■ Challenge ■
Write out every row below word for word, leaving out any picture.

■ Dataset rows ■
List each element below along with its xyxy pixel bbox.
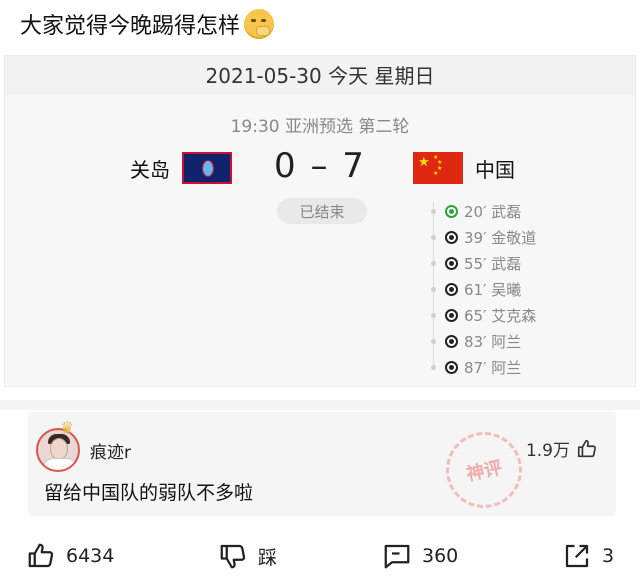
action-bar: 6434 踩 360 3 [0,536,640,576]
match-status-badge: 已结束 [277,198,367,224]
goal-text: 55′ 武磊 [464,254,522,273]
post-title: 大家觉得今晚踢得怎样 [20,8,275,40]
match-score: 0 – 7 [274,146,366,186]
thumbs-up-icon [28,543,54,568]
crown-icon: ♛ [60,418,75,437]
thinking-emoji-icon [244,9,275,39]
goal-item: 87′ 阿兰 [431,354,536,380]
goal-item: 39′ 金敬道 [431,224,537,250]
like-count: 6434 [66,545,115,567]
goal-text: 87′ 阿兰 [464,358,522,377]
goal-item: 83′ 阿兰 [431,328,536,354]
share-count: 3 [602,545,615,567]
share-icon [565,544,589,568]
comment-count: 360 [422,545,459,567]
goal-list: 20′ 武磊 39′ 金敬道 55′ 武磊 61′ 吴曦 65′ 艾克森 83′… [431,198,537,380]
goal-item: 55′ 武磊 [431,250,536,276]
soccer-ball-icon [445,308,458,322]
goal-text: 20′ 武磊 [464,202,522,221]
comment-text: 留给中国队的弱队不多啦 [44,482,254,504]
comment-bubble-icon [384,544,410,569]
thumbs-up-icon [577,439,596,457]
section-divider [0,400,640,410]
like-button[interactable]: 6434 [26,541,114,571]
dislike-button[interactable]: 踩 [218,541,277,571]
soccer-ball-icon [445,334,458,348]
match-subtitle: 19:30 亚洲预选 第二轮 [230,117,410,137]
comment-username[interactable]: 痕迹r [90,438,131,463]
goal-text: 83′ 阿兰 [464,332,522,351]
goal-item: 61′ 吴曦 [431,276,536,302]
post-title-text: 大家觉得今晚踢得怎样 [20,14,241,39]
soccer-ball-icon [445,230,458,244]
goal-text: 65′ 艾克森 [464,306,537,325]
dislike-label: 踩 [258,546,278,569]
goal-item: 65′ 艾克森 [431,302,537,328]
goal-text: 61′ 吴曦 [464,280,522,299]
soccer-ball-icon [445,282,458,296]
soccer-ball-icon [445,256,458,270]
soccer-ball-icon [445,204,458,218]
share-button[interactable]: 3 [562,541,614,571]
comment-button[interactable]: 360 [382,541,458,571]
china-flag-icon: ★ ★ ★ ★ ★ [413,152,463,184]
soccer-ball-icon [445,360,458,374]
goal-text: 39′ 金敬道 [464,228,537,247]
thumbs-down-icon [220,544,246,569]
away-team-name: 中国 [475,157,515,182]
match-card[interactable]: 2021-05-30 今天 星期日 19:30 亚洲预选 第二轮 关岛 0 – … [4,55,636,387]
comment-like-count: 1.9万 [525,441,570,461]
match-date-header: 2021-05-30 今天 星期日 [5,56,635,94]
top-comment[interactable]: ♛ 痕迹r 神评 1.9万 留给中国队的弱队不多啦 [28,412,616,516]
featured-comment-stamp: 神评 [438,424,530,516]
goal-item: 20′ 武磊 [431,198,536,224]
comment-like-button[interactable]: 1.9万 [526,436,598,461]
away-team: ★ ★ ★ ★ ★ 中国 [413,152,515,184]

■ Exercise solution ■
List each element below along with its xyxy pixel bbox.
action-bar: 6434 踩 360 3 [0,536,640,576]
match-status-badge: 已结束 [277,198,367,224]
goal-text: 55′ 武磊 [464,254,522,273]
post-title: 大家觉得今晚踢得怎样 [20,8,275,40]
match-score: 0 – 7 [274,146,366,186]
thumbs-up-icon [28,543,54,568]
crown-icon: ♛ [60,418,75,437]
thinking-emoji-icon [244,9,275,39]
goal-item: 87′ 阿兰 [431,354,536,380]
goal-item: 39′ 金敬道 [431,224,537,250]
like-count: 6434 [66,545,115,567]
goal-text: 87′ 阿兰 [464,358,522,377]
goal-item: 83′ 阿兰 [431,328,536,354]
share-count: 3 [602,545,615,567]
share-icon [565,544,589,568]
comment-count: 360 [422,545,459,567]
goal-list: 20′ 武磊 39′ 金敬道 55′ 武磊 61′ 吴曦 65′ 艾克森 83′… [431,198,537,380]
goal-item: 55′ 武磊 [431,250,536,276]
soccer-ball-icon [445,308,458,322]
goal-text: 20′ 武磊 [464,202,522,221]
comment-text: 留给中国队的弱队不多啦 [44,482,254,504]
comment-bubble-icon [384,544,410,569]
thumbs-up-icon [577,439,596,457]
section-divider [0,400,640,410]
like-button[interactable]: 6434 [26,541,114,571]
dislike-button[interactable]: 踩 [218,541,277,571]
soccer-ball-icon [445,334,458,348]
match-subtitle: 19:30 亚洲预选 第二轮 [230,117,410,137]
comment-username[interactable]: 痕迹r [90,438,131,463]
goal-text: 83′ 阿兰 [464,332,522,351]
goal-item: 61′ 吴曦 [431,276,536,302]
post-title-text: 大家觉得今晚踢得怎样 [20,14,241,39]
soccer-ball-icon [445,230,458,244]
goal-text: 65′ 艾克森 [464,306,537,325]
dislike-label: 踩 [258,546,278,569]
goal-item: 65′ 艾克森 [431,302,537,328]
goal-text: 61′ 吴曦 [464,280,522,299]
soccer-ball-icon [445,282,458,296]
soccer-ball-icon [445,256,458,270]
soccer-ball-icon [445,204,458,218]
share-button[interactable]: 3 [562,541,614,571]
comment-button[interactable]: 360 [382,541,458,571]
china-flag-icon: ★ ★ ★ ★ ★ [413,152,463,184]
soccer-ball-icon [445,360,458,374]
goal-text: 39′ 金敬道 [464,228,537,247]
thumbs-down-icon [220,544,246,569]
away-team-name: 中国 [475,157,515,182]
match-card[interactable]: 2021-05-30 今天 星期日 19:30 亚洲预选 第二轮 关岛 0 – … [4,55,636,387]
comment-like-count: 1.9万 [525,441,570,461]
match-date-header: 2021-05-30 今天 星期日 [5,56,635,94]
top-comment[interactable]: ♛ 痕迹r 神评 1.9万 留给中国队的弱队不多啦 [28,412,616,516]
featured-comment-stamp: 神评 [438,424,530,516]
goal-item: 20′ 武磊 [431,198,536,224]
comment-like-button[interactable]: 1.9万 [526,436,598,461]
away-team: ★ ★ ★ ★ ★ 中国 [413,152,515,184]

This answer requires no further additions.